Start Information given
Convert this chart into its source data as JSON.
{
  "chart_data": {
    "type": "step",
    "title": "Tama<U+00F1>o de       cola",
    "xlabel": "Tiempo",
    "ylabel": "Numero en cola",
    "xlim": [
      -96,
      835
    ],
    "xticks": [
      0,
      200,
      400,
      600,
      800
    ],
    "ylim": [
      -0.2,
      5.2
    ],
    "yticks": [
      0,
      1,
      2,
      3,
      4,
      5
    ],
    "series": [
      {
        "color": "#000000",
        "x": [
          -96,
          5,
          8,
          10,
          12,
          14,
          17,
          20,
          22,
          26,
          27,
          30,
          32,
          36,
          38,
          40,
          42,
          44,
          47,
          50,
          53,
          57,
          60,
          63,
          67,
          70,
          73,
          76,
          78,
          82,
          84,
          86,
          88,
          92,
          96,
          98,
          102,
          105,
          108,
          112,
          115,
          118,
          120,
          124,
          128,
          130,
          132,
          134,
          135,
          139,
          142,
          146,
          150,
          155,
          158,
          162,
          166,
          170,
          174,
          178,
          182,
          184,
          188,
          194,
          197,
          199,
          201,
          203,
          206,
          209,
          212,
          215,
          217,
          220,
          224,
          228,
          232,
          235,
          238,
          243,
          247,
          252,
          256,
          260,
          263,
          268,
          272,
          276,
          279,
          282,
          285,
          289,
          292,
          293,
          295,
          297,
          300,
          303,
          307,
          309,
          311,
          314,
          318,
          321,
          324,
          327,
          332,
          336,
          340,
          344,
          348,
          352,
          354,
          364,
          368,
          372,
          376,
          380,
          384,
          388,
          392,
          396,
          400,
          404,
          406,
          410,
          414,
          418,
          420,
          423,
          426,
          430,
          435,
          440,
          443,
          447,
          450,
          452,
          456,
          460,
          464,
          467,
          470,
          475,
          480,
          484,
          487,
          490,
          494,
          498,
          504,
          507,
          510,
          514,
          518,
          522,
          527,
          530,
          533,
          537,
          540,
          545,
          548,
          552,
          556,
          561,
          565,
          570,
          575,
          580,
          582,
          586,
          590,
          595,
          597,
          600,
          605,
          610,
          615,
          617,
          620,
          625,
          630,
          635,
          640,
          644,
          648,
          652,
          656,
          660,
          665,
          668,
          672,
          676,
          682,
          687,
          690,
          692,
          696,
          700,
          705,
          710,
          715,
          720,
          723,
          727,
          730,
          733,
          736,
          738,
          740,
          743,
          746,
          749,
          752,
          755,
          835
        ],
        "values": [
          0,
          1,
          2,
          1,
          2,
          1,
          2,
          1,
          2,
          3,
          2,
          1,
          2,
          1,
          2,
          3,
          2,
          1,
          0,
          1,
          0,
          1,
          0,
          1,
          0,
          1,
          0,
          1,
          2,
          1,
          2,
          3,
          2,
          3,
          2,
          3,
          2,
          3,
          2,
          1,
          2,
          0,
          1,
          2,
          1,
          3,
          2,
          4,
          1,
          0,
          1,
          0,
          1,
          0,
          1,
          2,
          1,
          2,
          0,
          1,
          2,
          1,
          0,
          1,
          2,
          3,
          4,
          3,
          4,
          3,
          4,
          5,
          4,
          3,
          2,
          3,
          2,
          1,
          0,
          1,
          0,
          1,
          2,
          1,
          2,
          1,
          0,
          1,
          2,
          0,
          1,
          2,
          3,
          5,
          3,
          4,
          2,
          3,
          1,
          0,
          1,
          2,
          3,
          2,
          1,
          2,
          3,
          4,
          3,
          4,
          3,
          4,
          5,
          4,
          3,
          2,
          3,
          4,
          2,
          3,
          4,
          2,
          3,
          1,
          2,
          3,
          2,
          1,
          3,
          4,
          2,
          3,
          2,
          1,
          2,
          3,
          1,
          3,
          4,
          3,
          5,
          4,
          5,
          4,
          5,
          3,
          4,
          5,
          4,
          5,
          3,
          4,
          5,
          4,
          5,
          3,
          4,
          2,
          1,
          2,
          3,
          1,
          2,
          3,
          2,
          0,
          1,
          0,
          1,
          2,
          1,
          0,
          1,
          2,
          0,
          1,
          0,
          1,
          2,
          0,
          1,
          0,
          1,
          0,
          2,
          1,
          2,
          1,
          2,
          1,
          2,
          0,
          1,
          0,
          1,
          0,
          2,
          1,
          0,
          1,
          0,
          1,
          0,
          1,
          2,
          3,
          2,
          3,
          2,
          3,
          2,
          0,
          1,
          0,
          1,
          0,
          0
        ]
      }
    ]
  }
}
End Information given
- **The problem**
Find and copy each line above that includes the string "cola".

- **Answer to this problem**
    "title": "Tama<U+00F1>o de       cola",
    "ylabel": "Numero en cola",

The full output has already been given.